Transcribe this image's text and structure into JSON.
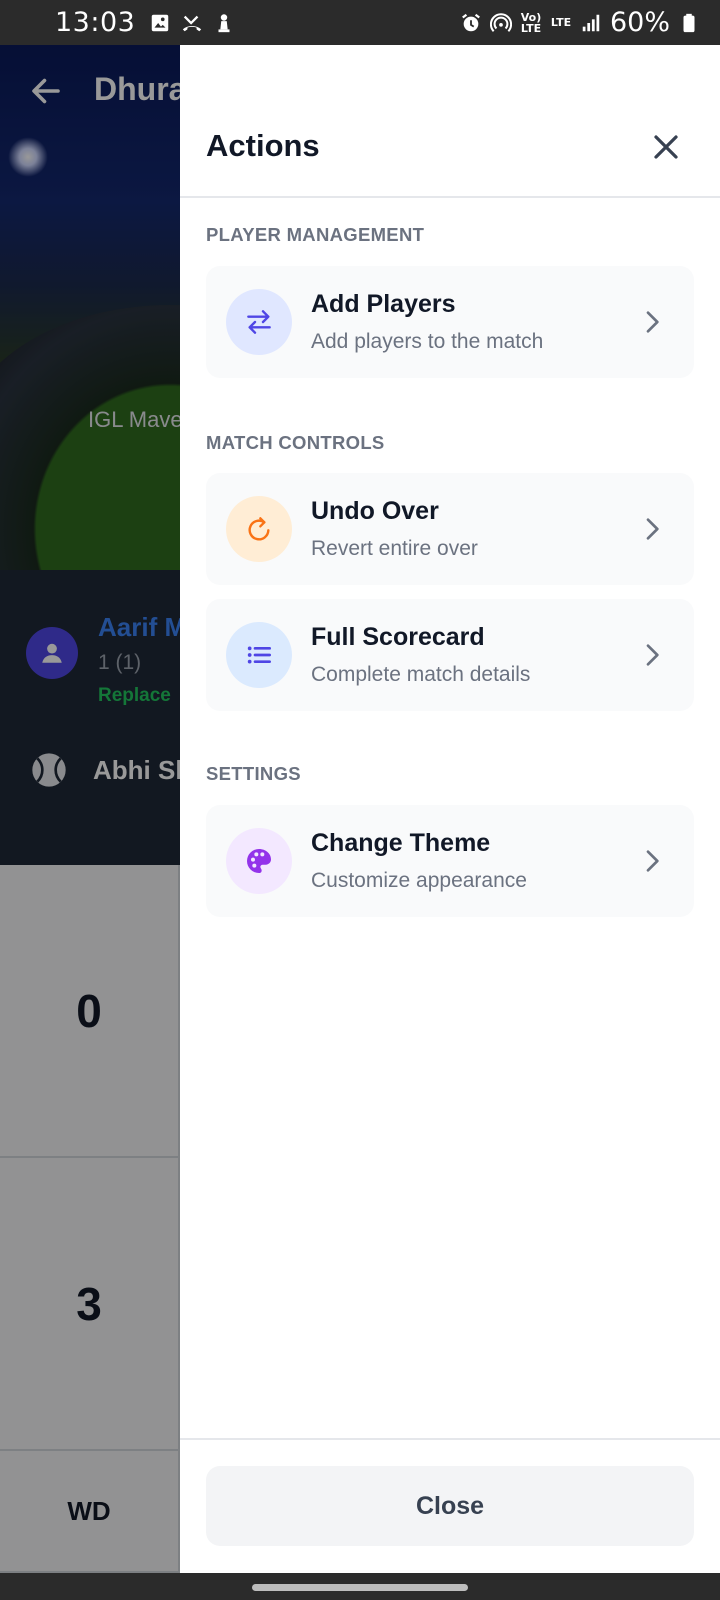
{
  "status_bar": {
    "time": "13:03",
    "battery_percent": "60%",
    "left_icons": [
      "image-icon",
      "missed-call-icon",
      "chess-pawn-icon"
    ],
    "right_icons": [
      "alarm-icon",
      "hotspot-icon",
      "volte-icon",
      "lte-icon",
      "signal-icon",
      "battery-icon"
    ],
    "volte_label": "Vo) LTE",
    "lte_label": "LTE"
  },
  "background_app": {
    "title": "Dhura",
    "team_label": "IGL Mave",
    "batter": {
      "name": "Aarif M",
      "score": "1 (1)",
      "replace_label": "Replace"
    },
    "bowler": {
      "name": "Abhi Sh"
    },
    "keypad": {
      "key_0": "0",
      "key_3": "3",
      "key_wd": "WD"
    }
  },
  "drawer": {
    "title": "Actions",
    "sections": [
      {
        "title": "PLAYER MANAGEMENT",
        "items": [
          {
            "label": "Add Players",
            "sub": "Add players to the match",
            "icon": "swap-arrows-icon",
            "icon_bg": "#e0e7ff",
            "icon_color": "#4f46e5"
          }
        ]
      },
      {
        "title": "MATCH CONTROLS",
        "items": [
          {
            "label": "Undo Over",
            "sub": "Revert entire over",
            "icon": "undo-icon",
            "icon_bg": "#ffedd5",
            "icon_color": "#f97316"
          },
          {
            "label": "Full Scorecard",
            "sub": "Complete match details",
            "icon": "list-icon",
            "icon_bg": "#dbeafe",
            "icon_color": "#4f46e5"
          }
        ]
      },
      {
        "title": "SETTINGS",
        "items": [
          {
            "label": "Change Theme",
            "sub": "Customize appearance",
            "icon": "palette-icon",
            "icon_bg": "#f3e8ff",
            "icon_color": "#9333ea"
          }
        ]
      }
    ],
    "close_label": "Close"
  },
  "colors": {
    "accent": "#4f46e5",
    "card_bg": "#f9fafb",
    "section_title": "#6b7280"
  }
}
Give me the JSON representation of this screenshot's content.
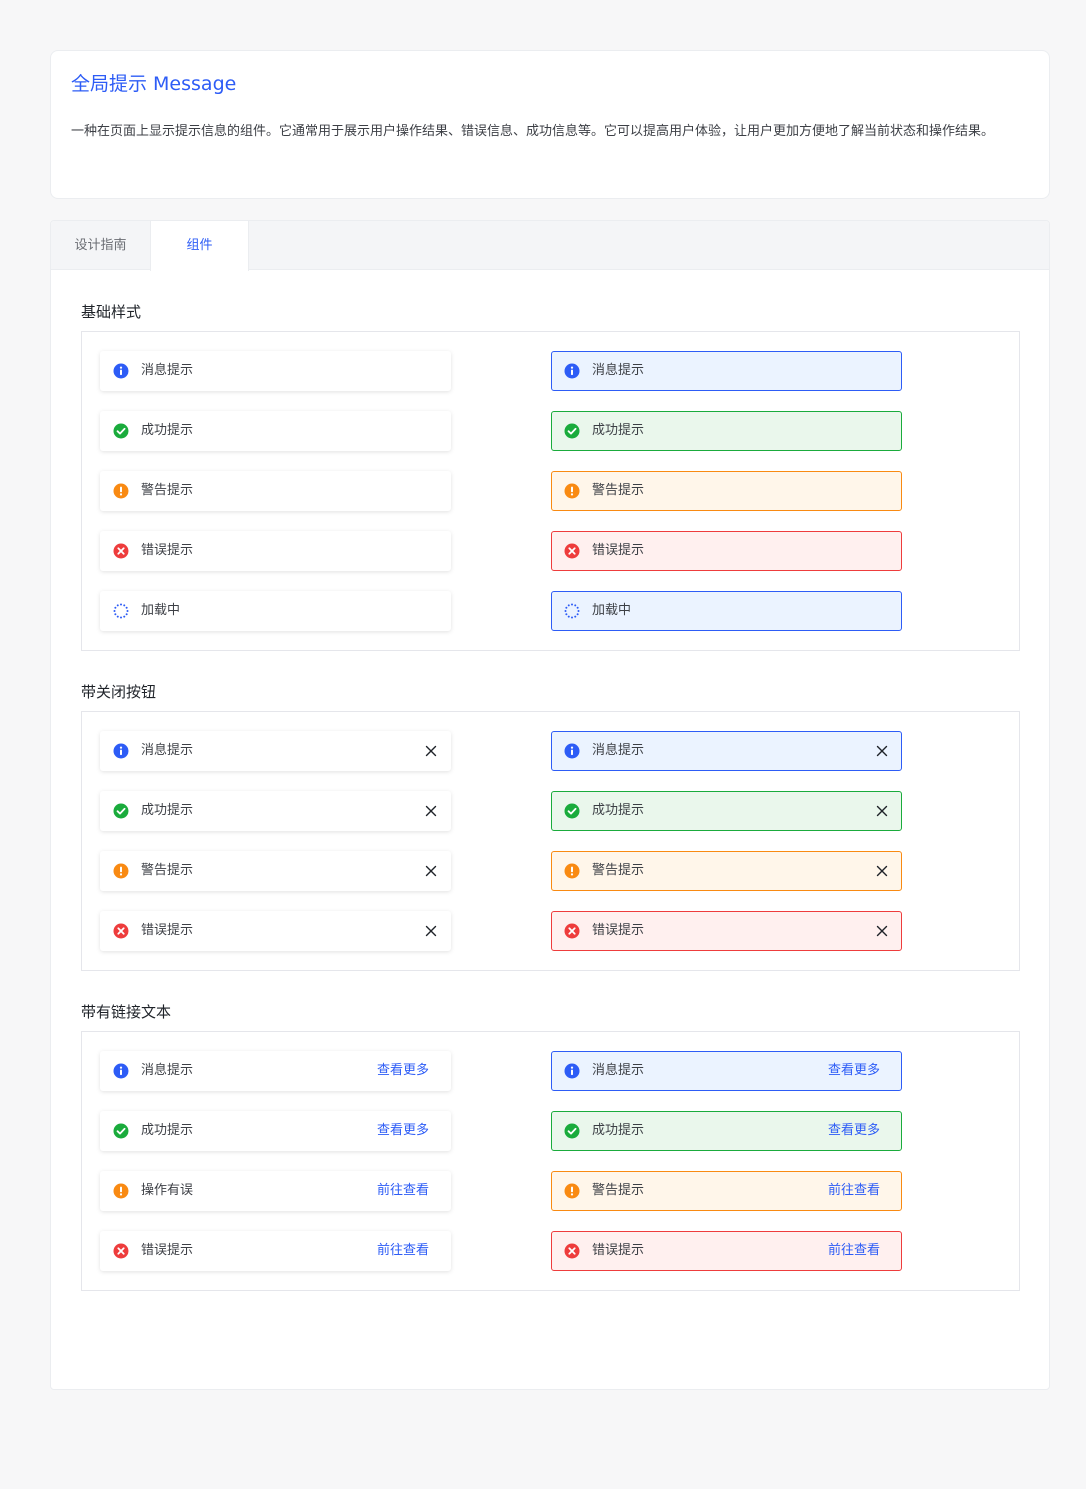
{
  "header": {
    "title": "全局提示 Message",
    "description": "一种在页面上显示提示信息的组件。它通常用于展示用户操作结果、错误信息、成功信息等。它可以提高用户体验，让用户更加方便地了解当前状态和操作结果。"
  },
  "tabs": [
    {
      "label": "设计指南",
      "active": false
    },
    {
      "label": "组件",
      "active": true
    }
  ],
  "colors": {
    "info": "#2d5cf6",
    "success": "#1aab3c",
    "warning": "#f98a12",
    "error": "#ee3c3c",
    "link": "#2d5cf6"
  },
  "sections": [
    {
      "title": "基础样式",
      "plain": [
        {
          "type": "info",
          "icon": "info-icon",
          "text": "消息提示"
        },
        {
          "type": "success",
          "icon": "check-circle-icon",
          "text": "成功提示"
        },
        {
          "type": "warning",
          "icon": "exclamation-circle-icon",
          "text": "警告提示"
        },
        {
          "type": "error",
          "icon": "x-circle-icon",
          "text": "错误提示"
        },
        {
          "type": "loading",
          "icon": "loading-spinner-icon",
          "text": "加载中"
        }
      ],
      "bordered": [
        {
          "type": "info",
          "icon": "info-icon",
          "text": "消息提示"
        },
        {
          "type": "success",
          "icon": "check-circle-icon",
          "text": "成功提示"
        },
        {
          "type": "warning",
          "icon": "exclamation-circle-icon",
          "text": "警告提示"
        },
        {
          "type": "error",
          "icon": "x-circle-icon",
          "text": "错误提示"
        },
        {
          "type": "loading",
          "icon": "loading-spinner-icon",
          "text": "加载中"
        }
      ]
    },
    {
      "title": "带关闭按钮",
      "plain": [
        {
          "type": "info",
          "icon": "info-icon",
          "text": "消息提示",
          "close": true
        },
        {
          "type": "success",
          "icon": "check-circle-icon",
          "text": "成功提示",
          "close": true
        },
        {
          "type": "warning",
          "icon": "exclamation-circle-icon",
          "text": "警告提示",
          "close": true
        },
        {
          "type": "error",
          "icon": "x-circle-icon",
          "text": "错误提示",
          "close": true
        }
      ],
      "bordered": [
        {
          "type": "info",
          "icon": "info-icon",
          "text": "消息提示",
          "close": true
        },
        {
          "type": "success",
          "icon": "check-circle-icon",
          "text": "成功提示",
          "close": true
        },
        {
          "type": "warning",
          "icon": "exclamation-circle-icon",
          "text": "警告提示",
          "close": true
        },
        {
          "type": "error",
          "icon": "x-circle-icon",
          "text": "错误提示",
          "close": true
        }
      ]
    },
    {
      "title": "带有链接文本",
      "plain": [
        {
          "type": "info",
          "icon": "info-icon",
          "text": "消息提示",
          "link": "查看更多"
        },
        {
          "type": "success",
          "icon": "check-circle-icon",
          "text": "成功提示",
          "link": "查看更多"
        },
        {
          "type": "warning",
          "icon": "exclamation-circle-icon",
          "text": "操作有误",
          "link": "前往查看"
        },
        {
          "type": "error",
          "icon": "x-circle-icon",
          "text": "错误提示",
          "link": "前往查看"
        }
      ],
      "bordered": [
        {
          "type": "info",
          "icon": "info-icon",
          "text": "消息提示",
          "link": "查看更多"
        },
        {
          "type": "success",
          "icon": "check-circle-icon",
          "text": "成功提示",
          "link": "查看更多"
        },
        {
          "type": "warning",
          "icon": "exclamation-circle-icon",
          "text": "警告提示",
          "link": "前往查看"
        },
        {
          "type": "error",
          "icon": "x-circle-icon",
          "text": "错误提示",
          "link": "前往查看"
        }
      ]
    }
  ]
}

:::::

§ **What the task requires**: Your task is to repeat the material above exactly, without its pictures.

§ **Full answer**:
Transcribe this image's text and structure into JSON.
{
  "status_bar": {
    "time": "13:03",
    "battery_percent": "60%",
    "left_icons": [
      "image-icon",
      "missed-call-icon",
      "chess-pawn-icon"
    ],
    "right_icons": [
      "alarm-icon",
      "hotspot-icon",
      "volte-icon",
      "lte-icon",
      "signal-icon",
      "battery-icon"
    ],
    "volte_label": "Vo) LTE",
    "lte_label": "LTE"
  },
  "background_app": {
    "title": "Dhura",
    "team_label": "IGL Mave",
    "batter": {
      "name": "Aarif M",
      "score": "1 (1)",
      "replace_label": "Replace"
    },
    "bowler": {
      "name": "Abhi Sh"
    },
    "keypad": {
      "key_0": "0",
      "key_3": "3",
      "key_wd": "WD"
    }
  },
  "drawer": {
    "title": "Actions",
    "sections": [
      {
        "title": "PLAYER MANAGEMENT",
        "items": [
          {
            "label": "Add Players",
            "sub": "Add players to the match",
            "icon": "swap-arrows-icon",
            "icon_bg": "#e0e7ff",
            "icon_color": "#4f46e5"
          }
        ]
      },
      {
        "title": "MATCH CONTROLS",
        "items": [
          {
            "label": "Undo Over",
            "sub": "Revert entire over",
            "icon": "undo-icon",
            "icon_bg": "#ffedd5",
            "icon_color": "#f97316"
          },
          {
            "label": "Full Scorecard",
            "sub": "Complete match details",
            "icon": "list-icon",
            "icon_bg": "#dbeafe",
            "icon_color": "#4f46e5"
          }
        ]
      },
      {
        "title": "SETTINGS",
        "items": [
          {
            "label": "Change Theme",
            "sub": "Customize appearance",
            "icon": "palette-icon",
            "icon_bg": "#f3e8ff",
            "icon_color": "#9333ea"
          }
        ]
      }
    ],
    "close_label": "Close"
  },
  "colors": {
    "accent": "#4f46e5",
    "card_bg": "#f9fafb",
    "section_title": "#6b7280"
  }
}
Give me the JSON representation of this screenshot's content.
{
  "header": {
    "title": "全局提示 Message",
    "description": "一种在页面上显示提示信息的组件。它通常用于展示用户操作结果、错误信息、成功信息等。它可以提高用户体验，让用户更加方便地了解当前状态和操作结果。"
  },
  "tabs": [
    {
      "label": "设计指南",
      "active": false
    },
    {
      "label": "组件",
      "active": true
    }
  ],
  "colors": {
    "info": "#2d5cf6",
    "success": "#1aab3c",
    "warning": "#f98a12",
    "error": "#ee3c3c",
    "link": "#2d5cf6"
  },
  "sections": [
    {
      "title": "基础样式",
      "plain": [
        {
          "type": "info",
          "icon": "info-icon",
          "text": "消息提示"
        },
        {
          "type": "success",
          "icon": "check-circle-icon",
          "text": "成功提示"
        },
        {
          "type": "warning",
          "icon": "exclamation-circle-icon",
          "text": "警告提示"
        },
        {
          "type": "error",
          "icon": "x-circle-icon",
          "text": "错误提示"
        },
        {
          "type": "loading",
          "icon": "loading-spinner-icon",
          "text": "加载中"
        }
      ],
      "bordered": [
        {
          "type": "info",
          "icon": "info-icon",
          "text": "消息提示"
        },
        {
          "type": "success",
          "icon": "check-circle-icon",
          "text": "成功提示"
        },
        {
          "type": "warning",
          "icon": "exclamation-circle-icon",
          "text": "警告提示"
        },
        {
          "type": "error",
          "icon": "x-circle-icon",
          "text": "错误提示"
        },
        {
          "type": "loading",
          "icon": "loading-spinner-icon",
          "text": "加载中"
        }
      ]
    },
    {
      "title": "带关闭按钮",
      "plain": [
        {
          "type": "info",
          "icon": "info-icon",
          "text": "消息提示",
          "close": true
        },
        {
          "type": "success",
          "icon": "check-circle-icon",
          "text": "成功提示",
          "close": true
        },
        {
          "type": "warning",
          "icon": "exclamation-circle-icon",
          "text": "警告提示",
          "close": true
        },
        {
          "type": "error",
          "icon": "x-circle-icon",
          "text": "错误提示",
          "close": true
        }
      ],
      "bordered": [
        {
          "type": "info",
          "icon": "info-icon",
          "text": "消息提示",
          "close": true
        },
        {
          "type": "success",
          "icon": "check-circle-icon",
          "text": "成功提示",
          "close": true
        },
        {
          "type": "warning",
          "icon": "exclamation-circle-icon",
          "text": "警告提示",
          "close": true
        },
        {
          "type": "error",
          "icon": "x-circle-icon",
          "text": "错误提示",
          "close": true
        }
      ]
    },
    {
      "title": "带有链接文本",
      "plain": [
        {
          "type": "info",
          "icon": "info-icon",
          "text": "消息提示",
          "link": "查看更多"
        },
        {
          "type": "success",
          "icon": "check-circle-icon",
          "text": "成功提示",
          "link": "查看更多"
        },
        {
          "type": "warning",
          "icon": "exclamation-circle-icon",
          "text": "操作有误",
          "link": "前往查看"
        },
        {
          "type": "error",
          "icon": "x-circle-icon",
          "text": "错误提示",
          "link": "前往查看"
        }
      ],
      "bordered": [
        {
          "type": "info",
          "icon": "info-icon",
          "text": "消息提示",
          "link": "查看更多"
        },
        {
          "type": "success",
          "icon": "check-circle-icon",
          "text": "成功提示",
          "link": "查看更多"
        },
        {
          "type": "warning",
          "icon": "exclamation-circle-icon",
          "text": "警告提示",
          "link": "前往查看"
        },
        {
          "type": "error",
          "icon": "x-circle-icon",
          "text": "错误提示",
          "link": "前往查看"
        }
      ]
    }
  ]
}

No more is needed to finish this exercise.